§ EXERCISE PROMPT: Write out each record again exactly as it stands.

****

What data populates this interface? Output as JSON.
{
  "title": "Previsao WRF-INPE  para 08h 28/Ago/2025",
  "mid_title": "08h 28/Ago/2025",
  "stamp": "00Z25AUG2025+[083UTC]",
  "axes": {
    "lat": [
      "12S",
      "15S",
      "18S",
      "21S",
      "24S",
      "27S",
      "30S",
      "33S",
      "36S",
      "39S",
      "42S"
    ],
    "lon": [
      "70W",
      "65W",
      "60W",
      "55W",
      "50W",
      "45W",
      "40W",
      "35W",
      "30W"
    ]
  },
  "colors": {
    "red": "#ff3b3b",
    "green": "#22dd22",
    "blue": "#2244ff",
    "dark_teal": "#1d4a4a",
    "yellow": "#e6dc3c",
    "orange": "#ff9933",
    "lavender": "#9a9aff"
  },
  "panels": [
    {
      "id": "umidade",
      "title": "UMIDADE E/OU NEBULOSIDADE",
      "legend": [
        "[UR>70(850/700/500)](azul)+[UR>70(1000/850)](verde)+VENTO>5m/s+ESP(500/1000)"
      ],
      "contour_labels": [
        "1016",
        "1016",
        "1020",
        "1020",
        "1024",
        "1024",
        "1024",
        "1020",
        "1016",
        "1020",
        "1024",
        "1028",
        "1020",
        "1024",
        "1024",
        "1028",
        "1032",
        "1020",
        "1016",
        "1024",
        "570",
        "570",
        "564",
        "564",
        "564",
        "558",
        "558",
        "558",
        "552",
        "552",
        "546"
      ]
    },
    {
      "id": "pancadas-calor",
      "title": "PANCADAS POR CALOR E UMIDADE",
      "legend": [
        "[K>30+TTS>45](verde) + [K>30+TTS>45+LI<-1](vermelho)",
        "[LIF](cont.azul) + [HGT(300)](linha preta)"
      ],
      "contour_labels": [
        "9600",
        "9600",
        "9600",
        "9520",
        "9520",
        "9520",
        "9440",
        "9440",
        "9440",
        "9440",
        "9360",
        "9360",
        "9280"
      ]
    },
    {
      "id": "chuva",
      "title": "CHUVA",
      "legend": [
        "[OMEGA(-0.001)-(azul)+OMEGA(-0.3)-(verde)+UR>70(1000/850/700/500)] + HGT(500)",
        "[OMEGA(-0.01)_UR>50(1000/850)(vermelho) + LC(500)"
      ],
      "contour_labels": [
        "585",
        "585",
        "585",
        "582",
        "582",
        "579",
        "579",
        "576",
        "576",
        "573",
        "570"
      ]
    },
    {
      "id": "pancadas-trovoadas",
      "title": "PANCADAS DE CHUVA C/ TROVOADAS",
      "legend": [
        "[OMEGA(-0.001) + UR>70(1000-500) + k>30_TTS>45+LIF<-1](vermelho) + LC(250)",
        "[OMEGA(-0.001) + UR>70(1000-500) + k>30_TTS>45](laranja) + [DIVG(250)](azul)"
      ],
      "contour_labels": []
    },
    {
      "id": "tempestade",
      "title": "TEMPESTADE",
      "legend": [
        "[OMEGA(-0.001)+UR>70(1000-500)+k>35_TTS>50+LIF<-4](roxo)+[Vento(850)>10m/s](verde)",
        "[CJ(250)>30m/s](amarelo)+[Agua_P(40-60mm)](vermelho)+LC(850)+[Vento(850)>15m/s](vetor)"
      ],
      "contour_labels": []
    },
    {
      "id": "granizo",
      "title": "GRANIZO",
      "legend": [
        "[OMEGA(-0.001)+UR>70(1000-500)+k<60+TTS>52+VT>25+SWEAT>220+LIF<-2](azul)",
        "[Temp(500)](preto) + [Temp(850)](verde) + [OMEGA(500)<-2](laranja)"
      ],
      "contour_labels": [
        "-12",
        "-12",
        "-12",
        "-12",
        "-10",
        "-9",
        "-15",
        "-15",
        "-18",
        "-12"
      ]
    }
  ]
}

****

§ WRITTEN SOLUTION:
What data populates this interface? Output as JSON.
{
  "title": "Previsao WRF-INPE  para 08h 28/Ago/2025",
  "mid_title": "08h 28/Ago/2025",
  "stamp": "00Z25AUG2025+[083UTC]",
  "axes": {
    "lat": [
      "12S",
      "15S",
      "18S",
      "21S",
      "24S",
      "27S",
      "30S",
      "33S",
      "36S",
      "39S",
      "42S"
    ],
    "lon": [
      "70W",
      "65W",
      "60W",
      "55W",
      "50W",
      "45W",
      "40W",
      "35W",
      "30W"
    ]
  },
  "colors": {
    "red": "#ff3b3b",
    "green": "#22dd22",
    "blue": "#2244ff",
    "dark_teal": "#1d4a4a",
    "yellow": "#e6dc3c",
    "orange": "#ff9933",
    "lavender": "#9a9aff"
  },
  "panels": [
    {
      "id": "umidade",
      "title": "UMIDADE E/OU NEBULOSIDADE",
      "legend": [
        "[UR>70(850/700/500)](azul)+[UR>70(1000/850)](verde)+VENTO>5m/s+ESP(500/1000)"
      ],
      "contour_labels": [
        "1016",
        "1016",
        "1020",
        "1020",
        "1024",
        "1024",
        "1024",
        "1020",
        "1016",
        "1020",
        "1024",
        "1028",
        "1020",
        "1024",
        "1024",
        "1028",
        "1032",
        "1020",
        "1016",
        "1024",
        "570",
        "570",
        "564",
        "564",
        "564",
        "558",
        "558",
        "558",
        "552",
        "552",
        "546"
      ]
    },
    {
      "id": "pancadas-calor",
      "title": "PANCADAS POR CALOR E UMIDADE",
      "legend": [
        "[K>30+TTS>45](verde) + [K>30+TTS>45+LI<-1](vermelho)",
        "[LIF](cont.azul) + [HGT(300)](linha preta)"
      ],
      "contour_labels": [
        "9600",
        "9600",
        "9600",
        "9520",
        "9520",
        "9520",
        "9440",
        "9440",
        "9440",
        "9440",
        "9360",
        "9360",
        "9280"
      ]
    },
    {
      "id": "chuva",
      "title": "CHUVA",
      "legend": [
        "[OMEGA(-0.001)-(azul)+OMEGA(-0.3)-(verde)+UR>70(1000/850/700/500)] + HGT(500)",
        "[OMEGA(-0.01)_UR>50(1000/850)(vermelho) + LC(500)"
      ],
      "contour_labels": [
        "585",
        "585",
        "585",
        "582",
        "582",
        "579",
        "579",
        "576",
        "576",
        "573",
        "570"
      ]
    },
    {
      "id": "pancadas-trovoadas",
      "title": "PANCADAS DE CHUVA C/ TROVOADAS",
      "legend": [
        "[OMEGA(-0.001) + UR>70(1000-500) + k>30_TTS>45+LIF<-1](vermelho) + LC(250)",
        "[OMEGA(-0.001) + UR>70(1000-500) + k>30_TTS>45](laranja) + [DIVG(250)](azul)"
      ],
      "contour_labels": []
    },
    {
      "id": "tempestade",
      "title": "TEMPESTADE",
      "legend": [
        "[OMEGA(-0.001)+UR>70(1000-500)+k>35_TTS>50+LIF<-4](roxo)+[Vento(850)>10m/s](verde)",
        "[CJ(250)>30m/s](amarelo)+[Agua_P(40-60mm)](vermelho)+LC(850)+[Vento(850)>15m/s](vetor)"
      ],
      "contour_labels": []
    },
    {
      "id": "granizo",
      "title": "GRANIZO",
      "legend": [
        "[OMEGA(-0.001)+UR>70(1000-500)+k<60+TTS>52+VT>25+SWEAT>220+LIF<-2](azul)",
        "[Temp(500)](preto) + [Temp(850)](verde) + [OMEGA(500)<-2](laranja)"
      ],
      "contour_labels": [
        "-12",
        "-12",
        "-12",
        "-12",
        "-10",
        "-9",
        "-15",
        "-15",
        "-18",
        "-12"
      ]
    }
  ]
}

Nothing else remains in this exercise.